> [Stated exercise]
Filter the records below down to lines containing "title".
┄┄┄┄┄┄
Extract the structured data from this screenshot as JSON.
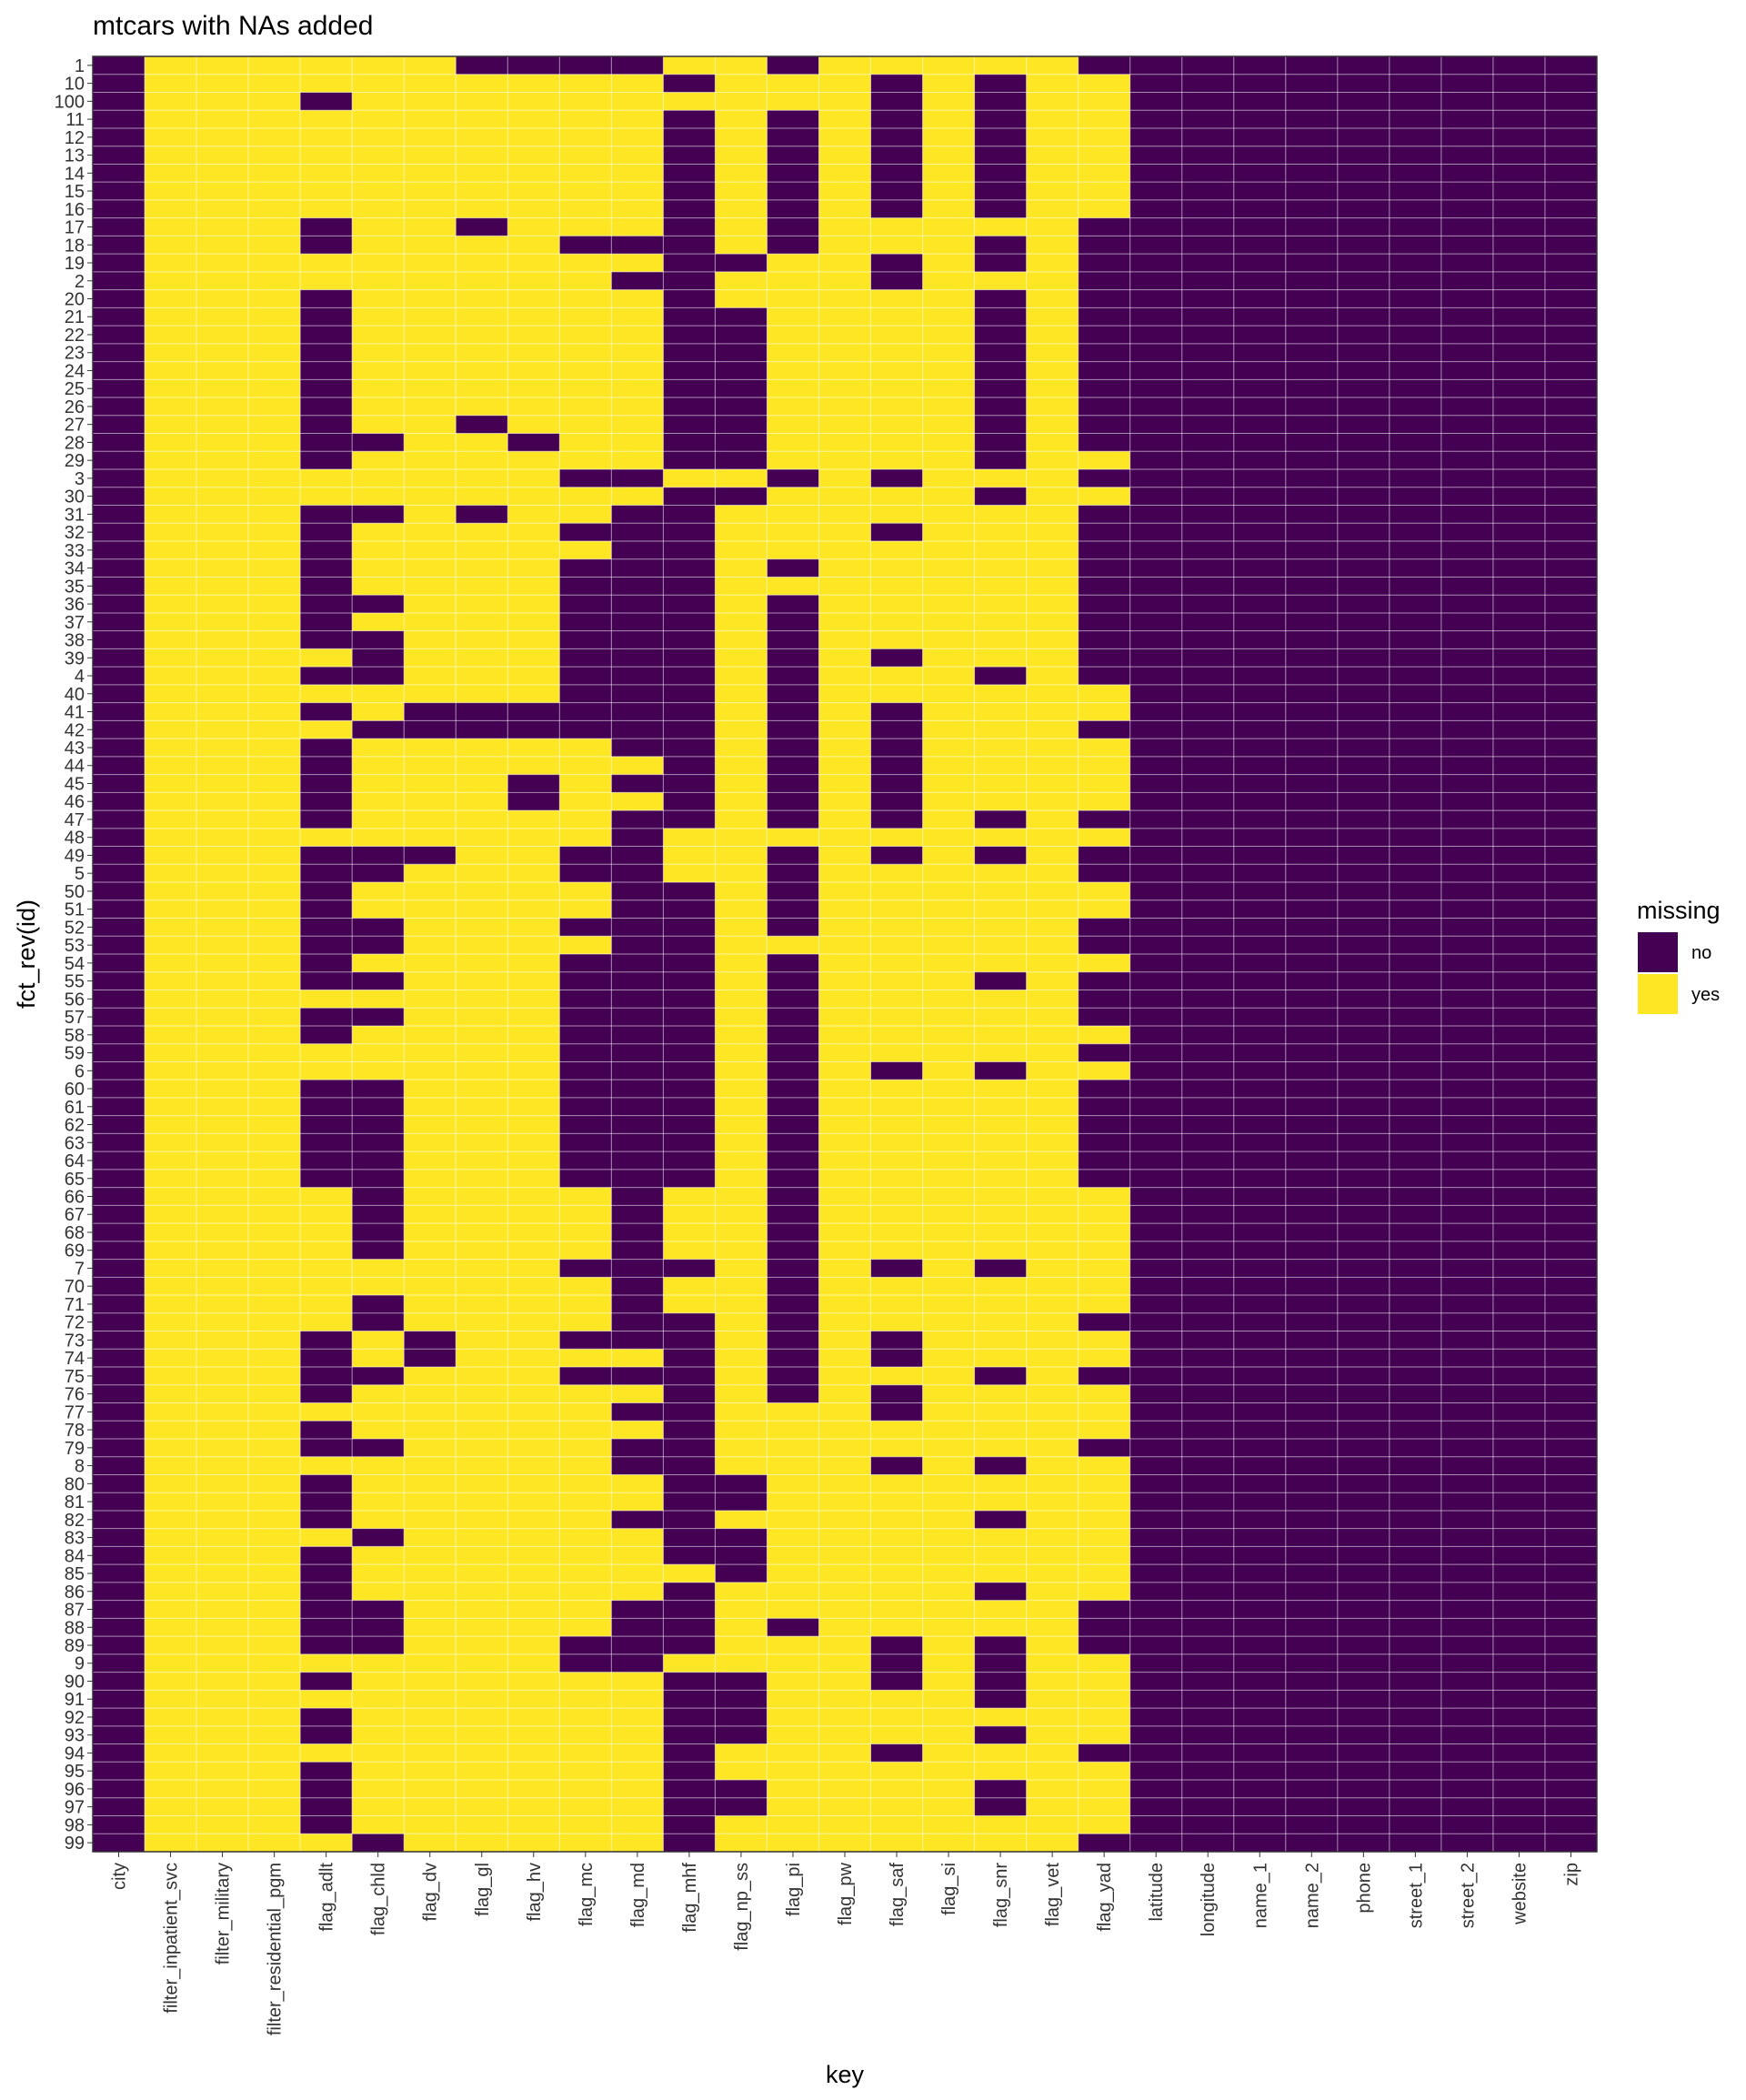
{
  "chart_data": {
    "type": "heatmap",
    "title": "mtcars with NAs added",
    "xlabel": "key",
    "ylabel": "fct_rev(id)",
    "legend": {
      "title": "missing",
      "position": "right",
      "items": [
        {
          "label": "no",
          "color": "#440154"
        },
        {
          "label": "yes",
          "color": "#FDE725"
        }
      ]
    },
    "columns": [
      "city",
      "filter_inpatient_svc",
      "filter_military",
      "filter_residential_pgm",
      "flag_adlt",
      "flag_chld",
      "flag_dv",
      "flag_gl",
      "flag_hv",
      "flag_mc",
      "flag_md",
      "flag_mhf",
      "flag_np_ss",
      "flag_pi",
      "flag_pw",
      "flag_saf",
      "flag_si",
      "flag_snr",
      "flag_vet",
      "flag_yad",
      "latitude",
      "longitude",
      "name_1",
      "name_2",
      "phone",
      "street_1",
      "street_2",
      "website",
      "zip"
    ],
    "rows": [
      "1",
      "10",
      "100",
      "11",
      "12",
      "13",
      "14",
      "15",
      "16",
      "17",
      "18",
      "19",
      "2",
      "20",
      "21",
      "22",
      "23",
      "24",
      "25",
      "26",
      "27",
      "28",
      "29",
      "3",
      "30",
      "31",
      "32",
      "33",
      "34",
      "35",
      "36",
      "37",
      "38",
      "39",
      "4",
      "40",
      "41",
      "42",
      "43",
      "44",
      "45",
      "46",
      "47",
      "48",
      "49",
      "5",
      "50",
      "51",
      "52",
      "53",
      "54",
      "55",
      "56",
      "57",
      "58",
      "59",
      "6",
      "60",
      "61",
      "62",
      "63",
      "64",
      "65",
      "66",
      "67",
      "68",
      "69",
      "7",
      "70",
      "71",
      "72",
      "73",
      "74",
      "75",
      "76",
      "77",
      "78",
      "79",
      "8",
      "80",
      "81",
      "82",
      "83",
      "84",
      "85",
      "86",
      "87",
      "88",
      "89",
      "9",
      "90",
      "91",
      "92",
      "93",
      "94",
      "95",
      "96",
      "97",
      "98",
      "99"
    ],
    "fixed_columns": {
      "always_no": [
        "city",
        "latitude",
        "longitude",
        "name_1",
        "name_2",
        "phone",
        "street_1",
        "street_2",
        "website",
        "zip"
      ],
      "always_yes": [
        "filter_inpatient_svc",
        "filter_military",
        "filter_residential_pgm",
        "flag_pw",
        "flag_si",
        "flag_vet"
      ]
    },
    "no_rows_by_column": {
      "flag_adlt": [
        "100",
        "17",
        "18",
        "20",
        "21",
        "22",
        "23",
        "24",
        "25",
        "26",
        "27",
        "28",
        "29",
        "31",
        "32",
        "33",
        "34",
        "35",
        "36",
        "37",
        "38",
        "4",
        "41",
        "43",
        "44",
        "45",
        "46",
        "47",
        "49",
        "5",
        "50",
        "51",
        "52",
        "53",
        "54",
        "55",
        "57",
        "58",
        "60",
        "61",
        "62",
        "63",
        "64",
        "65",
        "73",
        "74",
        "75",
        "76",
        "78",
        "79",
        "80",
        "81",
        "82",
        "84",
        "85",
        "86",
        "87",
        "88",
        "89",
        "90",
        "92",
        "93",
        "95",
        "96",
        "97",
        "98"
      ],
      "flag_chld": [
        "28",
        "31",
        "36",
        "38",
        "39",
        "4",
        "42",
        "49",
        "5",
        "52",
        "53",
        "55",
        "57",
        "60",
        "61",
        "62",
        "63",
        "64",
        "65",
        "66",
        "67",
        "68",
        "69",
        "71",
        "72",
        "75",
        "79",
        "83",
        "87",
        "88",
        "89",
        "99"
      ],
      "flag_dv": [
        "41",
        "42",
        "49",
        "73",
        "74"
      ],
      "flag_gl": [
        "1",
        "17",
        "27",
        "31",
        "41",
        "42"
      ],
      "flag_hv": [
        "1",
        "28",
        "41",
        "42",
        "45",
        "46"
      ],
      "flag_mc": [
        "1",
        "18",
        "3",
        "32",
        "34",
        "35",
        "36",
        "37",
        "38",
        "39",
        "4",
        "40",
        "41",
        "42",
        "49",
        "5",
        "52",
        "54",
        "55",
        "56",
        "57",
        "58",
        "59",
        "6",
        "60",
        "61",
        "62",
        "63",
        "64",
        "65",
        "7",
        "73",
        "75",
        "89",
        "9"
      ],
      "flag_md": [
        "1",
        "18",
        "2",
        "3",
        "31",
        "32",
        "33",
        "34",
        "35",
        "36",
        "37",
        "38",
        "39",
        "4",
        "40",
        "41",
        "42",
        "43",
        "45",
        "47",
        "48",
        "49",
        "5",
        "50",
        "51",
        "52",
        "53",
        "54",
        "55",
        "56",
        "57",
        "58",
        "59",
        "6",
        "60",
        "61",
        "62",
        "63",
        "64",
        "65",
        "66",
        "67",
        "68",
        "69",
        "7",
        "70",
        "71",
        "72",
        "73",
        "75",
        "77",
        "79",
        "8",
        "82",
        "87",
        "88",
        "89",
        "9"
      ],
      "flag_mhf": [
        "10",
        "11",
        "12",
        "13",
        "14",
        "15",
        "16",
        "17",
        "18",
        "19",
        "2",
        "20",
        "21",
        "22",
        "23",
        "24",
        "25",
        "26",
        "27",
        "28",
        "29",
        "30",
        "31",
        "32",
        "33",
        "34",
        "35",
        "36",
        "37",
        "38",
        "39",
        "4",
        "40",
        "41",
        "42",
        "43",
        "44",
        "45",
        "46",
        "47",
        "50",
        "51",
        "52",
        "53",
        "54",
        "55",
        "56",
        "57",
        "58",
        "59",
        "6",
        "60",
        "61",
        "62",
        "63",
        "64",
        "65",
        "7",
        "72",
        "73",
        "74",
        "75",
        "76",
        "77",
        "78",
        "79",
        "8",
        "80",
        "81",
        "82",
        "83",
        "84",
        "86",
        "87",
        "88",
        "89",
        "90",
        "91",
        "92",
        "93",
        "94",
        "95",
        "96",
        "97",
        "98",
        "99"
      ],
      "flag_np_ss": [
        "19",
        "21",
        "22",
        "23",
        "24",
        "25",
        "26",
        "27",
        "28",
        "29",
        "30",
        "80",
        "81",
        "83",
        "84",
        "85",
        "90",
        "91",
        "92",
        "93",
        "96",
        "97"
      ],
      "flag_pi": [
        "1",
        "11",
        "12",
        "13",
        "14",
        "15",
        "16",
        "17",
        "18",
        "3",
        "34",
        "36",
        "37",
        "38",
        "39",
        "4",
        "40",
        "41",
        "42",
        "43",
        "44",
        "45",
        "46",
        "47",
        "49",
        "5",
        "50",
        "51",
        "52",
        "54",
        "55",
        "56",
        "57",
        "58",
        "59",
        "6",
        "60",
        "61",
        "62",
        "63",
        "64",
        "65",
        "66",
        "67",
        "68",
        "69",
        "7",
        "70",
        "71",
        "72",
        "73",
        "74",
        "75",
        "76",
        "88"
      ],
      "flag_saf": [
        "10",
        "100",
        "11",
        "12",
        "13",
        "14",
        "15",
        "16",
        "19",
        "2",
        "3",
        "32",
        "39",
        "41",
        "42",
        "43",
        "44",
        "45",
        "46",
        "47",
        "49",
        "6",
        "7",
        "73",
        "74",
        "76",
        "77",
        "8",
        "89",
        "9",
        "90",
        "94"
      ],
      "flag_snr": [
        "10",
        "100",
        "11",
        "12",
        "13",
        "14",
        "15",
        "16",
        "18",
        "19",
        "20",
        "21",
        "22",
        "23",
        "24",
        "25",
        "26",
        "27",
        "28",
        "29",
        "30",
        "4",
        "47",
        "49",
        "55",
        "6",
        "7",
        "75",
        "8",
        "82",
        "86",
        "89",
        "9",
        "90",
        "91",
        "93",
        "96",
        "97"
      ],
      "flag_yad": [
        "1",
        "17",
        "18",
        "19",
        "2",
        "20",
        "21",
        "22",
        "23",
        "24",
        "25",
        "26",
        "27",
        "28",
        "3",
        "31",
        "32",
        "33",
        "34",
        "35",
        "36",
        "37",
        "38",
        "39",
        "4",
        "42",
        "47",
        "49",
        "5",
        "52",
        "53",
        "55",
        "56",
        "57",
        "59",
        "60",
        "61",
        "62",
        "63",
        "64",
        "65",
        "72",
        "75",
        "79",
        "87",
        "88",
        "89",
        "94",
        "99"
      ]
    }
  }
}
┄┄┄┄┄┄
> [Written reply]
    "title": "mtcars with NAs added",
      "title": "missing",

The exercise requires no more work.